Figure record listings:
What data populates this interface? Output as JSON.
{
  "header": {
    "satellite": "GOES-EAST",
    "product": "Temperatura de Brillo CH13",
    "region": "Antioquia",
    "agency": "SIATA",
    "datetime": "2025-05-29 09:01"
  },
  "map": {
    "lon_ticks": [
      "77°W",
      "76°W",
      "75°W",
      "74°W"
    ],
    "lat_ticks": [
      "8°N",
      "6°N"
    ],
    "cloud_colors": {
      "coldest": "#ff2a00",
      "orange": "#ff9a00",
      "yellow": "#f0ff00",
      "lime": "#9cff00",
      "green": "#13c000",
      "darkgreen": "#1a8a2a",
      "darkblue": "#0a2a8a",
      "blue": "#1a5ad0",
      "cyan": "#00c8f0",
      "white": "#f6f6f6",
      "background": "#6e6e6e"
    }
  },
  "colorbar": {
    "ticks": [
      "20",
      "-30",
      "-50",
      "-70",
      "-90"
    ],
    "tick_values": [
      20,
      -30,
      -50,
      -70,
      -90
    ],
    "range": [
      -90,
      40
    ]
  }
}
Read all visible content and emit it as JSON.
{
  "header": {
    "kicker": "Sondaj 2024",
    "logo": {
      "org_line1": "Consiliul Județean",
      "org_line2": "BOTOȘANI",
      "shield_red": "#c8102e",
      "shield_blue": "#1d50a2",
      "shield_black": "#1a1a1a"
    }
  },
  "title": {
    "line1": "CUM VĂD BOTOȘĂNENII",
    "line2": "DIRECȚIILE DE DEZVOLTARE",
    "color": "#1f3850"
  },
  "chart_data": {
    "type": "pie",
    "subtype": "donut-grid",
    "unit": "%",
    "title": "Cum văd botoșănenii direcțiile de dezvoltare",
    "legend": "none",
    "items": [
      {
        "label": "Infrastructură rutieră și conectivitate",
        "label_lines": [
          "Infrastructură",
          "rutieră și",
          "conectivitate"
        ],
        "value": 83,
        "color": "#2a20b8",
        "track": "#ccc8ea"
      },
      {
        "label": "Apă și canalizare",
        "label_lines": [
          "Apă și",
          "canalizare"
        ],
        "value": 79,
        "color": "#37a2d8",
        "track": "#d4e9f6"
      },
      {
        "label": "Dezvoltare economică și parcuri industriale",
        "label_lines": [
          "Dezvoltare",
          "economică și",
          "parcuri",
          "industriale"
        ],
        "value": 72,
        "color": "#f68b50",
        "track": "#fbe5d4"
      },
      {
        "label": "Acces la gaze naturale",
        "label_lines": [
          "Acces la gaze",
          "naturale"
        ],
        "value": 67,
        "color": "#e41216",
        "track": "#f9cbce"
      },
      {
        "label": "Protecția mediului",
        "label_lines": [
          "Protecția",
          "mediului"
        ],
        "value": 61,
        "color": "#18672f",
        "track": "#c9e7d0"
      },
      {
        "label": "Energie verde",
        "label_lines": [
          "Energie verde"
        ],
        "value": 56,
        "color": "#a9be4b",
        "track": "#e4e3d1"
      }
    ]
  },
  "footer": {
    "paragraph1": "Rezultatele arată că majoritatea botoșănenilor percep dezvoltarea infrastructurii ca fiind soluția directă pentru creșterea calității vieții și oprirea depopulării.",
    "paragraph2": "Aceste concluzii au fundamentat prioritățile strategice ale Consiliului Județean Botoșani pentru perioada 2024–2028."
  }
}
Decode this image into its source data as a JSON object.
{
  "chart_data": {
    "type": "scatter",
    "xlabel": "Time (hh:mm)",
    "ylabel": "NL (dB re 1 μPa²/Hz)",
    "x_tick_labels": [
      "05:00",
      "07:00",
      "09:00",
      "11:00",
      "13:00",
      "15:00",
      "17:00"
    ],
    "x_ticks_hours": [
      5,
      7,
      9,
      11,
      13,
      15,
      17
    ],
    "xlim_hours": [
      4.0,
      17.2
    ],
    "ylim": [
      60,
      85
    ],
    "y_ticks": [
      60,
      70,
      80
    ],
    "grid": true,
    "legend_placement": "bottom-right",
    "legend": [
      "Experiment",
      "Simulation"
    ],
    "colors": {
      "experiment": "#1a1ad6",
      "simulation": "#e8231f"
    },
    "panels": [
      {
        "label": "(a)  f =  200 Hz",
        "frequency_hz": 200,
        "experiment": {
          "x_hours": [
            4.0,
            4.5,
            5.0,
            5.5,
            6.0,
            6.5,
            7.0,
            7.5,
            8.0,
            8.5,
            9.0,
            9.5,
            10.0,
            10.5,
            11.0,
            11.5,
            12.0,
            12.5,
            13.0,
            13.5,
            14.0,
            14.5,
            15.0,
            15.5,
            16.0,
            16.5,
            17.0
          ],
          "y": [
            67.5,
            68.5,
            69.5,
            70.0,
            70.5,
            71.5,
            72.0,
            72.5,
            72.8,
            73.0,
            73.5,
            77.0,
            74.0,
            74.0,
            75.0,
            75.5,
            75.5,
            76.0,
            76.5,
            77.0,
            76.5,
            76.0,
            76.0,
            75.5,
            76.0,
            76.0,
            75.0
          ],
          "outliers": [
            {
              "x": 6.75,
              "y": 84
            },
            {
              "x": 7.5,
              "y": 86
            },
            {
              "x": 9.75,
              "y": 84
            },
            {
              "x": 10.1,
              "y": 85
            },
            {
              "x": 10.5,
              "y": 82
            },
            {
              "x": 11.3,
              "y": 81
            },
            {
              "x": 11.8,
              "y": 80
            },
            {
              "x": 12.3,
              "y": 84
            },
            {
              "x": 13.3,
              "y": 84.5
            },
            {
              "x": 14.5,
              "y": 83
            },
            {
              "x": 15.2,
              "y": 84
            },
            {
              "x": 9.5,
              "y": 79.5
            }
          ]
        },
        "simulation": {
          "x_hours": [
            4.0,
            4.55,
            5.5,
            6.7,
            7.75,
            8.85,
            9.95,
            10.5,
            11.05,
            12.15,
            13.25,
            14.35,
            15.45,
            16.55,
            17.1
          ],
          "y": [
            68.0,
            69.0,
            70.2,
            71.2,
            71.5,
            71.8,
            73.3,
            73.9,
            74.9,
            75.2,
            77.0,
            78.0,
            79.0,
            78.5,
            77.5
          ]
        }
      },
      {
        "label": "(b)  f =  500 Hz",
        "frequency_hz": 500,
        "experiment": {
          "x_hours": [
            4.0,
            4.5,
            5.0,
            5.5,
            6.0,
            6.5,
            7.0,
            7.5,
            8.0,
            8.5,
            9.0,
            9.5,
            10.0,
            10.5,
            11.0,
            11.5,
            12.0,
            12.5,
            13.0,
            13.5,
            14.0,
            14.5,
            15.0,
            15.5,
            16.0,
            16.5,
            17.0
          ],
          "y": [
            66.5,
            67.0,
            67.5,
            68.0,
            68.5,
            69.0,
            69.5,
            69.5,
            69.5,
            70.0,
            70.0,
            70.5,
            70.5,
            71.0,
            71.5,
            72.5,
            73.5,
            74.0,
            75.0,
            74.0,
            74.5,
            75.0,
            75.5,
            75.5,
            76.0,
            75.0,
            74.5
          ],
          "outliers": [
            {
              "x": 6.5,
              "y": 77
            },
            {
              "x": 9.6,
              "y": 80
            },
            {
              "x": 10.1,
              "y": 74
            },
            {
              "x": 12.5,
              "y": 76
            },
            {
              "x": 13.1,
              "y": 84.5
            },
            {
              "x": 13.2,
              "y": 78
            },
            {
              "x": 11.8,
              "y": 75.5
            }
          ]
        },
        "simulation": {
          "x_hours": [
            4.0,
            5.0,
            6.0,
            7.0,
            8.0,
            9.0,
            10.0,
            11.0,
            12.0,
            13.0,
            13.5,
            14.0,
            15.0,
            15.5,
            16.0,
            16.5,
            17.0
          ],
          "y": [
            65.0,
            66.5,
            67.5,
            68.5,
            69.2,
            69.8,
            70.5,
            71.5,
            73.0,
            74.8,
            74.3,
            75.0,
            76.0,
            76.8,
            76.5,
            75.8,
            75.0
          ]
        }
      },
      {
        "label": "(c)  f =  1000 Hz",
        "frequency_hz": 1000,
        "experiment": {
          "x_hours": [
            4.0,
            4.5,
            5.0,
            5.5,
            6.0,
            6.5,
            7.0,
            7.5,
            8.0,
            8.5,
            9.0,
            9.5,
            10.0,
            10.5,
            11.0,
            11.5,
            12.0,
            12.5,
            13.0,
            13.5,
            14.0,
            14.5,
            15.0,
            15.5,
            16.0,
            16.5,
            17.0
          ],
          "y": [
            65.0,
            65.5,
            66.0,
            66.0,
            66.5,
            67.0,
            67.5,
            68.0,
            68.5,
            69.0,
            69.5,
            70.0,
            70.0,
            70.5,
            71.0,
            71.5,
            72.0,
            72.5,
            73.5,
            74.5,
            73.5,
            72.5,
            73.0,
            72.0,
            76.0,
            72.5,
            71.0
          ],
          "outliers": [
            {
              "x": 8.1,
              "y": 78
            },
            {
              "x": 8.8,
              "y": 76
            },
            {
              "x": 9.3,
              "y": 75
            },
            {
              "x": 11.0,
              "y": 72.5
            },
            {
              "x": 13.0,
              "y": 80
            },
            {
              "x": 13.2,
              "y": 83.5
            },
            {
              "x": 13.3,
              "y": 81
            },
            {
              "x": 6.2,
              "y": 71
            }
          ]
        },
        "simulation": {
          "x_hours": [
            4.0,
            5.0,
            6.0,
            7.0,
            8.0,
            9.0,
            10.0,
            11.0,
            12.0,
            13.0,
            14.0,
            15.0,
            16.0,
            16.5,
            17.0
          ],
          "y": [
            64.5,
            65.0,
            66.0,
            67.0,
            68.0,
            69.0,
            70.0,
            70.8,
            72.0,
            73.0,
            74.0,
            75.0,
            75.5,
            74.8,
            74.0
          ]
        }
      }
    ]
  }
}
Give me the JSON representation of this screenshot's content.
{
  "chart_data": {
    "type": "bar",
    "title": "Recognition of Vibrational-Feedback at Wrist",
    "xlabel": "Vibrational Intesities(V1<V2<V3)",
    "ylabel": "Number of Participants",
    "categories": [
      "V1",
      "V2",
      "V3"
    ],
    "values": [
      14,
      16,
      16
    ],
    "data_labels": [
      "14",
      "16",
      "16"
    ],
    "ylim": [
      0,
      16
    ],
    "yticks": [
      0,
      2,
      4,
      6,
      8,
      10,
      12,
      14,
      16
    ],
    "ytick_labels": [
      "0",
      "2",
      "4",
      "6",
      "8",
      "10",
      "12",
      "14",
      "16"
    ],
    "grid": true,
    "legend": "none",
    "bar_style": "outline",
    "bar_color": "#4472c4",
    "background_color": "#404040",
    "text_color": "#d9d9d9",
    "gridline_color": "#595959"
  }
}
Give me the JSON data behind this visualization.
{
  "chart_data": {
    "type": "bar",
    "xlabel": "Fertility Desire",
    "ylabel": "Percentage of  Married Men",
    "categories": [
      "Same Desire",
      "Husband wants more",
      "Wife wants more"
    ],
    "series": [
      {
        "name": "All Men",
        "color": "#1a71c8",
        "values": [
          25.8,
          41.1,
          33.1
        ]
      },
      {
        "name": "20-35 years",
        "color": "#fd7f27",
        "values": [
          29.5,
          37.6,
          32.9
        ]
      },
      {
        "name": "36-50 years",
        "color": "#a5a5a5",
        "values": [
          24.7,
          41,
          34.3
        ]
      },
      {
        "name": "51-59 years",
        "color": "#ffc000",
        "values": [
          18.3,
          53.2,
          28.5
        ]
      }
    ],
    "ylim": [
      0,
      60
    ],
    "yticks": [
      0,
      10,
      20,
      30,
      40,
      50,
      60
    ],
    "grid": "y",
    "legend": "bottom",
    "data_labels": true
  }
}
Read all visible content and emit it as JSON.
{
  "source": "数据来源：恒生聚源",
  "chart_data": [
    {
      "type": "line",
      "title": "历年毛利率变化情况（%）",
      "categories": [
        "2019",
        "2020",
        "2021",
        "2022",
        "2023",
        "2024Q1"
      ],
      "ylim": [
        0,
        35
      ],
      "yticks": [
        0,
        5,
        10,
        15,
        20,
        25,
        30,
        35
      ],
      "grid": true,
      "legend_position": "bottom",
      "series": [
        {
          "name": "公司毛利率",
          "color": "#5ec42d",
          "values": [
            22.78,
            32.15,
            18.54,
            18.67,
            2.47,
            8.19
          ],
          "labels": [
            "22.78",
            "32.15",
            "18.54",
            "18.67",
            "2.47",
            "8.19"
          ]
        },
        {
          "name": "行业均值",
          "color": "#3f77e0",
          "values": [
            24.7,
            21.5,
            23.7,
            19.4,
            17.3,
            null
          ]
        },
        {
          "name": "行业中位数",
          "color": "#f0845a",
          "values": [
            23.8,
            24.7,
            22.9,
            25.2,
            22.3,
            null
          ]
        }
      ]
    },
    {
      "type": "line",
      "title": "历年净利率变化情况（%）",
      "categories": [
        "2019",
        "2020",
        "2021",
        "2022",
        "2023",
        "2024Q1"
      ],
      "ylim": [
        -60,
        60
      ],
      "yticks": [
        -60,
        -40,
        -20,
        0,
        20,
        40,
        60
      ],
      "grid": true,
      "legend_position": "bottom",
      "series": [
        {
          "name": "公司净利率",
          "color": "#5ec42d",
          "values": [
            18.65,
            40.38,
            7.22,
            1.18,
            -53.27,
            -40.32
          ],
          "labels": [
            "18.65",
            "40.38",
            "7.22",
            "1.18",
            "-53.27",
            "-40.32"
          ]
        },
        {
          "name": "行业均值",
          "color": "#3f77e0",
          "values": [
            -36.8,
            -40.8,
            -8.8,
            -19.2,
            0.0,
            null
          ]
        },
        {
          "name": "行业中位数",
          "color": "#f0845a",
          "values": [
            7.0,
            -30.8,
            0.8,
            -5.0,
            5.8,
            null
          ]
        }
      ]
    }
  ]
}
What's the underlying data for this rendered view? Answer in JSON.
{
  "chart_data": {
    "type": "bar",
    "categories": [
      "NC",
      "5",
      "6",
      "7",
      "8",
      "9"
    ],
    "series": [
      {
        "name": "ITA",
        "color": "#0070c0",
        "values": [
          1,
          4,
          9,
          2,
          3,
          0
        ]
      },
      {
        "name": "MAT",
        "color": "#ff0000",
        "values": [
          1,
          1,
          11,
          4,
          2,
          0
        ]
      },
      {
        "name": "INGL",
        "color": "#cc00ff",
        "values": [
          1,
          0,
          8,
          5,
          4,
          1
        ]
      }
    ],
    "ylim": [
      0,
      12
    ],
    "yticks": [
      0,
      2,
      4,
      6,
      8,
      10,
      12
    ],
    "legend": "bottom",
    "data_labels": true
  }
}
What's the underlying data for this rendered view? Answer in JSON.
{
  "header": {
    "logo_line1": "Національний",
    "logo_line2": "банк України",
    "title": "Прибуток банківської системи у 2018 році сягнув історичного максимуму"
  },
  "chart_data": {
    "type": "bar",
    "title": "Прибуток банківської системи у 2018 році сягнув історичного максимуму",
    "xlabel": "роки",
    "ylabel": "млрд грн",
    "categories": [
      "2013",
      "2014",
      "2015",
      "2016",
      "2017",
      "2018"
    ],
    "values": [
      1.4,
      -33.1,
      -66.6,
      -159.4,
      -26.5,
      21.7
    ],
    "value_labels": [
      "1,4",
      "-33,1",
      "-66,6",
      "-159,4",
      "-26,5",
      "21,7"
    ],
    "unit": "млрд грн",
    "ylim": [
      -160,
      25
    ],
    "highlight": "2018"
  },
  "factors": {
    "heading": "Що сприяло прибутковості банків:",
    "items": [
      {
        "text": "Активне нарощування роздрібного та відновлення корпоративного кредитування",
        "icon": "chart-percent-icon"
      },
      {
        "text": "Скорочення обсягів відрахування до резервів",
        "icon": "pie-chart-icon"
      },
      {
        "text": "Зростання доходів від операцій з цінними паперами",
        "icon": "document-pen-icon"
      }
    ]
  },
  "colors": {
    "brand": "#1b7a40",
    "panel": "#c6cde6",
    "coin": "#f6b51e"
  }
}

**WHAT IS EXPECTED**
Of the lines in the listing above, how many hold the string "Прибуток"? Reply with the number only.

**SOLUTION**
2